• _SET TASK_:
Exactly as written, please set down all of the entries again, with no pictures.

** START MATERIAL PROVIDED **

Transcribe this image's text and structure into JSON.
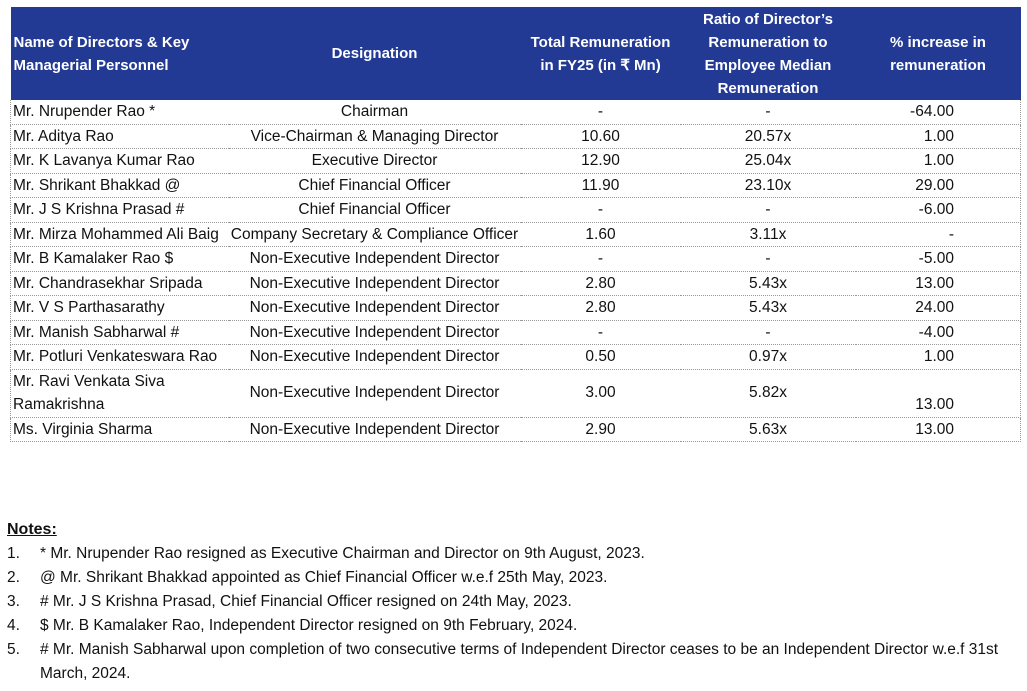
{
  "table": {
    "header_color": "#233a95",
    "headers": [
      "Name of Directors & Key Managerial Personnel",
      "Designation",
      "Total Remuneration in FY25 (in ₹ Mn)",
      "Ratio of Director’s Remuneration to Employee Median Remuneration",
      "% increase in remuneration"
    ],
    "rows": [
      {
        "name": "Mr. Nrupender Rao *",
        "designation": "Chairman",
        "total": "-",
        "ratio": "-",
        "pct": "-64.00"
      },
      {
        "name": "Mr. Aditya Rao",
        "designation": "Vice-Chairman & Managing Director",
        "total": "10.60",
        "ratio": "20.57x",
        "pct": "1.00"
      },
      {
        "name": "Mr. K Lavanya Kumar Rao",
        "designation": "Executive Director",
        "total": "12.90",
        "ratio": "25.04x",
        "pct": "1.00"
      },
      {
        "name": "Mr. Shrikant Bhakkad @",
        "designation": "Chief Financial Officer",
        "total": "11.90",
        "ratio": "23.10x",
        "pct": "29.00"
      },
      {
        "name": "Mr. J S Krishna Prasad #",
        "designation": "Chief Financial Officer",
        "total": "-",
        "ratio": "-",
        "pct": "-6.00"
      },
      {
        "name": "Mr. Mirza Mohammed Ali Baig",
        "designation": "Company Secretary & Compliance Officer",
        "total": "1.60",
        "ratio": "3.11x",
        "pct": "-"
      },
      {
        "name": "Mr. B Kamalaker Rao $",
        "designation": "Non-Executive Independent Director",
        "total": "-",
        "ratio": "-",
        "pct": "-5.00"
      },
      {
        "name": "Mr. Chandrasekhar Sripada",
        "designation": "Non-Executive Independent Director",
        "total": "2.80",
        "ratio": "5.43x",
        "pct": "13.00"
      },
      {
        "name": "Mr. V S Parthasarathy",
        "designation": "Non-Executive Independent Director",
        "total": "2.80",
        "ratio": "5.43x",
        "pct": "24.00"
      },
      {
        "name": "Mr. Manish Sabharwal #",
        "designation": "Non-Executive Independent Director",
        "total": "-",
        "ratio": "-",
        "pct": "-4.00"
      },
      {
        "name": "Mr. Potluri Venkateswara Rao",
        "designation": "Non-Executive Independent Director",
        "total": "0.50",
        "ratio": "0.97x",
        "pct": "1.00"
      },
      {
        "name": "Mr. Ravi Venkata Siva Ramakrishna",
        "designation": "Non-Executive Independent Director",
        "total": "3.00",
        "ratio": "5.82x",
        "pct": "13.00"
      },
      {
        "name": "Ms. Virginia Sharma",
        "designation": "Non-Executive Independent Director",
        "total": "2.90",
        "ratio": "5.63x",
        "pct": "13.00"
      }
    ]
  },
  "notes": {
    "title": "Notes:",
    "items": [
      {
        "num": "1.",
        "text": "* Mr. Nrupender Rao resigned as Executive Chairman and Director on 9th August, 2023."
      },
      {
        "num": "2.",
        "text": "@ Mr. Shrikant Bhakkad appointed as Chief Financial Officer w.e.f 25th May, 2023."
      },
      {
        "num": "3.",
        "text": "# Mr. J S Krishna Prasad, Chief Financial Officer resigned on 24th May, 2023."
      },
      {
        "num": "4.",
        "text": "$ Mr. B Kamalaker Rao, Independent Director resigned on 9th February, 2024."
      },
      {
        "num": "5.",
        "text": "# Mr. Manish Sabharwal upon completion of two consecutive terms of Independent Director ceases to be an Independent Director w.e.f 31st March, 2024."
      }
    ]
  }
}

** END MATERIAL PROVIDED **

• _OUTPUT OF THE TASK_:
Transcribe this image's text and structure into JSON.
{
  "table": {
    "header_color": "#233a95",
    "headers": [
      "Name of Directors & Key Managerial Personnel",
      "Designation",
      "Total Remuneration in FY25 (in ₹ Mn)",
      "Ratio of Director’s Remuneration to Employee Median Remuneration",
      "% increase in remuneration"
    ],
    "rows": [
      {
        "name": "Mr. Nrupender Rao *",
        "designation": "Chairman",
        "total": "-",
        "ratio": "-",
        "pct": "-64.00"
      },
      {
        "name": "Mr. Aditya Rao",
        "designation": "Vice-Chairman & Managing Director",
        "total": "10.60",
        "ratio": "20.57x",
        "pct": "1.00"
      },
      {
        "name": "Mr. K Lavanya Kumar Rao",
        "designation": "Executive Director",
        "total": "12.90",
        "ratio": "25.04x",
        "pct": "1.00"
      },
      {
        "name": "Mr. Shrikant Bhakkad @",
        "designation": "Chief Financial Officer",
        "total": "11.90",
        "ratio": "23.10x",
        "pct": "29.00"
      },
      {
        "name": "Mr. J S Krishna Prasad #",
        "designation": "Chief Financial Officer",
        "total": "-",
        "ratio": "-",
        "pct": "-6.00"
      },
      {
        "name": "Mr. Mirza Mohammed Ali Baig",
        "designation": "Company Secretary & Compliance Officer",
        "total": "1.60",
        "ratio": "3.11x",
        "pct": "-"
      },
      {
        "name": "Mr. B Kamalaker Rao $",
        "designation": "Non-Executive Independent Director",
        "total": "-",
        "ratio": "-",
        "pct": "-5.00"
      },
      {
        "name": "Mr. Chandrasekhar Sripada",
        "designation": "Non-Executive Independent Director",
        "total": "2.80",
        "ratio": "5.43x",
        "pct": "13.00"
      },
      {
        "name": "Mr. V S Parthasarathy",
        "designation": "Non-Executive Independent Director",
        "total": "2.80",
        "ratio": "5.43x",
        "pct": "24.00"
      },
      {
        "name": "Mr. Manish Sabharwal #",
        "designation": "Non-Executive Independent Director",
        "total": "-",
        "ratio": "-",
        "pct": "-4.00"
      },
      {
        "name": "Mr. Potluri Venkateswara Rao",
        "designation": "Non-Executive Independent Director",
        "total": "0.50",
        "ratio": "0.97x",
        "pct": "1.00"
      },
      {
        "name": "Mr. Ravi Venkata Siva Ramakrishna",
        "designation": "Non-Executive Independent Director",
        "total": "3.00",
        "ratio": "5.82x",
        "pct": "13.00"
      },
      {
        "name": "Ms. Virginia Sharma",
        "designation": "Non-Executive Independent Director",
        "total": "2.90",
        "ratio": "5.63x",
        "pct": "13.00"
      }
    ]
  },
  "notes": {
    "title": "Notes:",
    "items": [
      {
        "num": "1.",
        "text": "* Mr. Nrupender Rao resigned as Executive Chairman and Director on 9th August, 2023."
      },
      {
        "num": "2.",
        "text": "@ Mr. Shrikant Bhakkad appointed as Chief Financial Officer w.e.f 25th May, 2023."
      },
      {
        "num": "3.",
        "text": "# Mr. J S Krishna Prasad, Chief Financial Officer resigned on 24th May, 2023."
      },
      {
        "num": "4.",
        "text": "$ Mr. B Kamalaker Rao, Independent Director resigned on 9th February, 2024."
      },
      {
        "num": "5.",
        "text": "# Mr. Manish Sabharwal upon completion of two consecutive terms of Independent Director ceases to be an Independent Director w.e.f 31st March, 2024."
      }
    ]
  }
}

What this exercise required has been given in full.